### [EXERCISE BRIEF]
Every line must be returned precisely as it is written.

Source records:
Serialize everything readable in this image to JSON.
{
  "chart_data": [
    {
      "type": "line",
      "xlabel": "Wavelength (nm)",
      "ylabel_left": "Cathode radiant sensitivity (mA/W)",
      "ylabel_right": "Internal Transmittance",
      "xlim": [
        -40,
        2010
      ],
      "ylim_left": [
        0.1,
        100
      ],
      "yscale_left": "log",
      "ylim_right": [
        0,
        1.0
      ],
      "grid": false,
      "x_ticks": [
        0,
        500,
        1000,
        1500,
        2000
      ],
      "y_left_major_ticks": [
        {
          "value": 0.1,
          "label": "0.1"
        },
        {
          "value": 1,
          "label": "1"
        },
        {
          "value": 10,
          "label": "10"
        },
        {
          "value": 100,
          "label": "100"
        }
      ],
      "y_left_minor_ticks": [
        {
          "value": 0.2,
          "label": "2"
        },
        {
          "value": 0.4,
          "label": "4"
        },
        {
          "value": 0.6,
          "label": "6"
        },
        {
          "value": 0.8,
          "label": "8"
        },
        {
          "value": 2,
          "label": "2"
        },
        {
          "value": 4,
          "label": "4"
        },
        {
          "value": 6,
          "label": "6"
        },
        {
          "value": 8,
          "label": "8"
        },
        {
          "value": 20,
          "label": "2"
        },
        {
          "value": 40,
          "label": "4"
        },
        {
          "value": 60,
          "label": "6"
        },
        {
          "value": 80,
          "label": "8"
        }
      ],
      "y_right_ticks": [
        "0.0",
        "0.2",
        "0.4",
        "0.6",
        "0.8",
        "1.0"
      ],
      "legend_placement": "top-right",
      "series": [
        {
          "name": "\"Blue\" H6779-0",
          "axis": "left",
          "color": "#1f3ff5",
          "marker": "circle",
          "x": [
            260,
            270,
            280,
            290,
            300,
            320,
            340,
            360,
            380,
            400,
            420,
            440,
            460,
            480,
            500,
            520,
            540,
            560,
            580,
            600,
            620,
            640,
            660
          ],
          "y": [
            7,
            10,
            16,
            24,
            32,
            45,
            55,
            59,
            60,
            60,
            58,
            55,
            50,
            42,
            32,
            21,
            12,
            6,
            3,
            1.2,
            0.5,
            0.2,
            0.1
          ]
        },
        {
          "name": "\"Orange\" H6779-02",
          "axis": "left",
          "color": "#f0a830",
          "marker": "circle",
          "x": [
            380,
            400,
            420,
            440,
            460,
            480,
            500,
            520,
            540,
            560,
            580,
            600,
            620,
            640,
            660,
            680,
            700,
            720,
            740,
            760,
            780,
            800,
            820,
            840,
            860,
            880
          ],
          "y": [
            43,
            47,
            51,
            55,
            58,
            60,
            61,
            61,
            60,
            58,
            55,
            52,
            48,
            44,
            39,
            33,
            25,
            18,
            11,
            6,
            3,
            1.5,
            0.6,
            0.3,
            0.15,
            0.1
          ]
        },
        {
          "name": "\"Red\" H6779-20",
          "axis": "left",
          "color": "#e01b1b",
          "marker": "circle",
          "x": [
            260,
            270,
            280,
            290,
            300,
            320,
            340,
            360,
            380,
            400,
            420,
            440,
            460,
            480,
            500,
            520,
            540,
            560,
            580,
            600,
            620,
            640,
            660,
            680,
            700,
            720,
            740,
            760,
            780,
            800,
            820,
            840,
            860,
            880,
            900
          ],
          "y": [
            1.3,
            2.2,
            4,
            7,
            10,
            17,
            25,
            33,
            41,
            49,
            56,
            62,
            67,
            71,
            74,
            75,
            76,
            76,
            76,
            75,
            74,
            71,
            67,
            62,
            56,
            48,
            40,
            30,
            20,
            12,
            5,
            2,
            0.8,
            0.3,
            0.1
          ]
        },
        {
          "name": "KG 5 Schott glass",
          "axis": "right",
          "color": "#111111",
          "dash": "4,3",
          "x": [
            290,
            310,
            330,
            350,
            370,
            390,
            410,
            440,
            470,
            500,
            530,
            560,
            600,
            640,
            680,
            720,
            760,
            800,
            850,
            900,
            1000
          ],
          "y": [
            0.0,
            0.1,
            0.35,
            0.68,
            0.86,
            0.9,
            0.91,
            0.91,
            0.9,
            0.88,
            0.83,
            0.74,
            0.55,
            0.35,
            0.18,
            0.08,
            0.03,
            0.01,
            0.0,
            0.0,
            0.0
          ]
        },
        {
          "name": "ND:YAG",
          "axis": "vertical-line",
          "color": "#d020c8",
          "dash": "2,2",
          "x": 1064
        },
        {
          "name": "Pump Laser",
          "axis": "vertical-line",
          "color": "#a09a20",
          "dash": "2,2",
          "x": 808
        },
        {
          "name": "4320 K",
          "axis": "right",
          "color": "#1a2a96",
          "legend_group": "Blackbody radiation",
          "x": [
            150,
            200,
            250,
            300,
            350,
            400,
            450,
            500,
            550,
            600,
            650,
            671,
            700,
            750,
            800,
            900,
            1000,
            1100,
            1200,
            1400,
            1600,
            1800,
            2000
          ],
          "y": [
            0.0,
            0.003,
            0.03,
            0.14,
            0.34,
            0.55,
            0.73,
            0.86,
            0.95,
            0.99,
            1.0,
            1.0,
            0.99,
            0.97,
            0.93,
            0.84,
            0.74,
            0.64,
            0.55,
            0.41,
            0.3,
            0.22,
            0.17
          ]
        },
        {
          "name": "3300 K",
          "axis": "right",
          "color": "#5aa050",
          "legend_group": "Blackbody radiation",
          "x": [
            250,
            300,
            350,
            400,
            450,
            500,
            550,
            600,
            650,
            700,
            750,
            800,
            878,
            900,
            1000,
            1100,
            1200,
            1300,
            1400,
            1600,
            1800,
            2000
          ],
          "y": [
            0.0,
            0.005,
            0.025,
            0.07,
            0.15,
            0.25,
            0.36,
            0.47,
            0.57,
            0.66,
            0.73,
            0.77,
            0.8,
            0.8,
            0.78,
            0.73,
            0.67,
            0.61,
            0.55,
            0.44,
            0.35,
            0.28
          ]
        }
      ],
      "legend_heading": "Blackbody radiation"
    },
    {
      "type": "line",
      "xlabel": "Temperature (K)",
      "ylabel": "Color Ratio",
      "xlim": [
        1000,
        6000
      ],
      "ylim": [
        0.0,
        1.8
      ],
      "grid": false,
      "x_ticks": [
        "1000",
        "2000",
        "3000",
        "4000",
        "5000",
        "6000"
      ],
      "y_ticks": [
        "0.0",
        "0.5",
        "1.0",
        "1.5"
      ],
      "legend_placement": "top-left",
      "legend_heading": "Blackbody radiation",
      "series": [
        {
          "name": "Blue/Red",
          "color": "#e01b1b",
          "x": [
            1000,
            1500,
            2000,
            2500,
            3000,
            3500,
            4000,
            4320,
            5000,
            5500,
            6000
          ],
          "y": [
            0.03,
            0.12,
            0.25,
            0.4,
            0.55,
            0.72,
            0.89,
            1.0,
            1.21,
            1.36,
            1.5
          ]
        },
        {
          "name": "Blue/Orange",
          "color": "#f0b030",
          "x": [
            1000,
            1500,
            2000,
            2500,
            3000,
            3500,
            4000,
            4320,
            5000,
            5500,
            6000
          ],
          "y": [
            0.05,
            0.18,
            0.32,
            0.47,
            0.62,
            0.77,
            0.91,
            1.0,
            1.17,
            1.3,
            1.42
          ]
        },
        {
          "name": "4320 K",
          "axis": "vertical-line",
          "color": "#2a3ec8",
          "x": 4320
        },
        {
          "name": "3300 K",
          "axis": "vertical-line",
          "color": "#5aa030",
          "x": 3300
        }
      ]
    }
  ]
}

### [FINISHED ANSWER]
Serialize everything readable in this image to JSON.
{
  "chart_data": [
    {
      "type": "line",
      "xlabel": "Wavelength (nm)",
      "ylabel_left": "Cathode radiant sensitivity (mA/W)",
      "ylabel_right": "Internal Transmittance",
      "xlim": [
        -40,
        2010
      ],
      "ylim_left": [
        0.1,
        100
      ],
      "yscale_left": "log",
      "ylim_right": [
        0,
        1.0
      ],
      "grid": false,
      "x_ticks": [
        0,
        500,
        1000,
        1500,
        2000
      ],
      "y_left_major_ticks": [
        {
          "value": 0.1,
          "label": "0.1"
        },
        {
          "value": 1,
          "label": "1"
        },
        {
          "value": 10,
          "label": "10"
        },
        {
          "value": 100,
          "label": "100"
        }
      ],
      "y_left_minor_ticks": [
        {
          "value": 0.2,
          "label": "2"
        },
        {
          "value": 0.4,
          "label": "4"
        },
        {
          "value": 0.6,
          "label": "6"
        },
        {
          "value": 0.8,
          "label": "8"
        },
        {
          "value": 2,
          "label": "2"
        },
        {
          "value": 4,
          "label": "4"
        },
        {
          "value": 6,
          "label": "6"
        },
        {
          "value": 8,
          "label": "8"
        },
        {
          "value": 20,
          "label": "2"
        },
        {
          "value": 40,
          "label": "4"
        },
        {
          "value": 60,
          "label": "6"
        },
        {
          "value": 80,
          "label": "8"
        }
      ],
      "y_right_ticks": [
        "0.0",
        "0.2",
        "0.4",
        "0.6",
        "0.8",
        "1.0"
      ],
      "legend_placement": "top-right",
      "series": [
        {
          "name": "\"Blue\" H6779-0",
          "axis": "left",
          "color": "#1f3ff5",
          "marker": "circle",
          "x": [
            260,
            270,
            280,
            290,
            300,
            320,
            340,
            360,
            380,
            400,
            420,
            440,
            460,
            480,
            500,
            520,
            540,
            560,
            580,
            600,
            620,
            640,
            660
          ],
          "y": [
            7,
            10,
            16,
            24,
            32,
            45,
            55,
            59,
            60,
            60,
            58,
            55,
            50,
            42,
            32,
            21,
            12,
            6,
            3,
            1.2,
            0.5,
            0.2,
            0.1
          ]
        },
        {
          "name": "\"Orange\" H6779-02",
          "axis": "left",
          "color": "#f0a830",
          "marker": "circle",
          "x": [
            380,
            400,
            420,
            440,
            460,
            480,
            500,
            520,
            540,
            560,
            580,
            600,
            620,
            640,
            660,
            680,
            700,
            720,
            740,
            760,
            780,
            800,
            820,
            840,
            860,
            880
          ],
          "y": [
            43,
            47,
            51,
            55,
            58,
            60,
            61,
            61,
            60,
            58,
            55,
            52,
            48,
            44,
            39,
            33,
            25,
            18,
            11,
            6,
            3,
            1.5,
            0.6,
            0.3,
            0.15,
            0.1
          ]
        },
        {
          "name": "\"Red\" H6779-20",
          "axis": "left",
          "color": "#e01b1b",
          "marker": "circle",
          "x": [
            260,
            270,
            280,
            290,
            300,
            320,
            340,
            360,
            380,
            400,
            420,
            440,
            460,
            480,
            500,
            520,
            540,
            560,
            580,
            600,
            620,
            640,
            660,
            680,
            700,
            720,
            740,
            760,
            780,
            800,
            820,
            840,
            860,
            880,
            900
          ],
          "y": [
            1.3,
            2.2,
            4,
            7,
            10,
            17,
            25,
            33,
            41,
            49,
            56,
            62,
            67,
            71,
            74,
            75,
            76,
            76,
            76,
            75,
            74,
            71,
            67,
            62,
            56,
            48,
            40,
            30,
            20,
            12,
            5,
            2,
            0.8,
            0.3,
            0.1
          ]
        },
        {
          "name": "KG 5 Schott glass",
          "axis": "right",
          "color": "#111111",
          "dash": "4,3",
          "x": [
            290,
            310,
            330,
            350,
            370,
            390,
            410,
            440,
            470,
            500,
            530,
            560,
            600,
            640,
            680,
            720,
            760,
            800,
            850,
            900,
            1000
          ],
          "y": [
            0.0,
            0.1,
            0.35,
            0.68,
            0.86,
            0.9,
            0.91,
            0.91,
            0.9,
            0.88,
            0.83,
            0.74,
            0.55,
            0.35,
            0.18,
            0.08,
            0.03,
            0.01,
            0.0,
            0.0,
            0.0
          ]
        },
        {
          "name": "ND:YAG",
          "axis": "vertical-line",
          "color": "#d020c8",
          "dash": "2,2",
          "x": 1064
        },
        {
          "name": "Pump Laser",
          "axis": "vertical-line",
          "color": "#a09a20",
          "dash": "2,2",
          "x": 808
        },
        {
          "name": "4320 K",
          "axis": "right",
          "color": "#1a2a96",
          "legend_group": "Blackbody radiation",
          "x": [
            150,
            200,
            250,
            300,
            350,
            400,
            450,
            500,
            550,
            600,
            650,
            671,
            700,
            750,
            800,
            900,
            1000,
            1100,
            1200,
            1400,
            1600,
            1800,
            2000
          ],
          "y": [
            0.0,
            0.003,
            0.03,
            0.14,
            0.34,
            0.55,
            0.73,
            0.86,
            0.95,
            0.99,
            1.0,
            1.0,
            0.99,
            0.97,
            0.93,
            0.84,
            0.74,
            0.64,
            0.55,
            0.41,
            0.3,
            0.22,
            0.17
          ]
        },
        {
          "name": "3300 K",
          "axis": "right",
          "color": "#5aa050",
          "legend_group": "Blackbody radiation",
          "x": [
            250,
            300,
            350,
            400,
            450,
            500,
            550,
            600,
            650,
            700,
            750,
            800,
            878,
            900,
            1000,
            1100,
            1200,
            1300,
            1400,
            1600,
            1800,
            2000
          ],
          "y": [
            0.0,
            0.005,
            0.025,
            0.07,
            0.15,
            0.25,
            0.36,
            0.47,
            0.57,
            0.66,
            0.73,
            0.77,
            0.8,
            0.8,
            0.78,
            0.73,
            0.67,
            0.61,
            0.55,
            0.44,
            0.35,
            0.28
          ]
        }
      ],
      "legend_heading": "Blackbody radiation"
    },
    {
      "type": "line",
      "xlabel": "Temperature (K)",
      "ylabel": "Color Ratio",
      "xlim": [
        1000,
        6000
      ],
      "ylim": [
        0.0,
        1.8
      ],
      "grid": false,
      "x_ticks": [
        "1000",
        "2000",
        "3000",
        "4000",
        "5000",
        "6000"
      ],
      "y_ticks": [
        "0.0",
        "0.5",
        "1.0",
        "1.5"
      ],
      "legend_placement": "top-left",
      "legend_heading": "Blackbody radiation",
      "series": [
        {
          "name": "Blue/Red",
          "color": "#e01b1b",
          "x": [
            1000,
            1500,
            2000,
            2500,
            3000,
            3500,
            4000,
            4320,
            5000,
            5500,
            6000
          ],
          "y": [
            0.03,
            0.12,
            0.25,
            0.4,
            0.55,
            0.72,
            0.89,
            1.0,
            1.21,
            1.36,
            1.5
          ]
        },
        {
          "name": "Blue/Orange",
          "color": "#f0b030",
          "x": [
            1000,
            1500,
            2000,
            2500,
            3000,
            3500,
            4000,
            4320,
            5000,
            5500,
            6000
          ],
          "y": [
            0.05,
            0.18,
            0.32,
            0.47,
            0.62,
            0.77,
            0.91,
            1.0,
            1.17,
            1.3,
            1.42
          ]
        },
        {
          "name": "4320 K",
          "axis": "vertical-line",
          "color": "#2a3ec8",
          "x": 4320
        },
        {
          "name": "3300 K",
          "axis": "vertical-line",
          "color": "#5aa030",
          "x": 3300
        }
      ]
    }
  ]
}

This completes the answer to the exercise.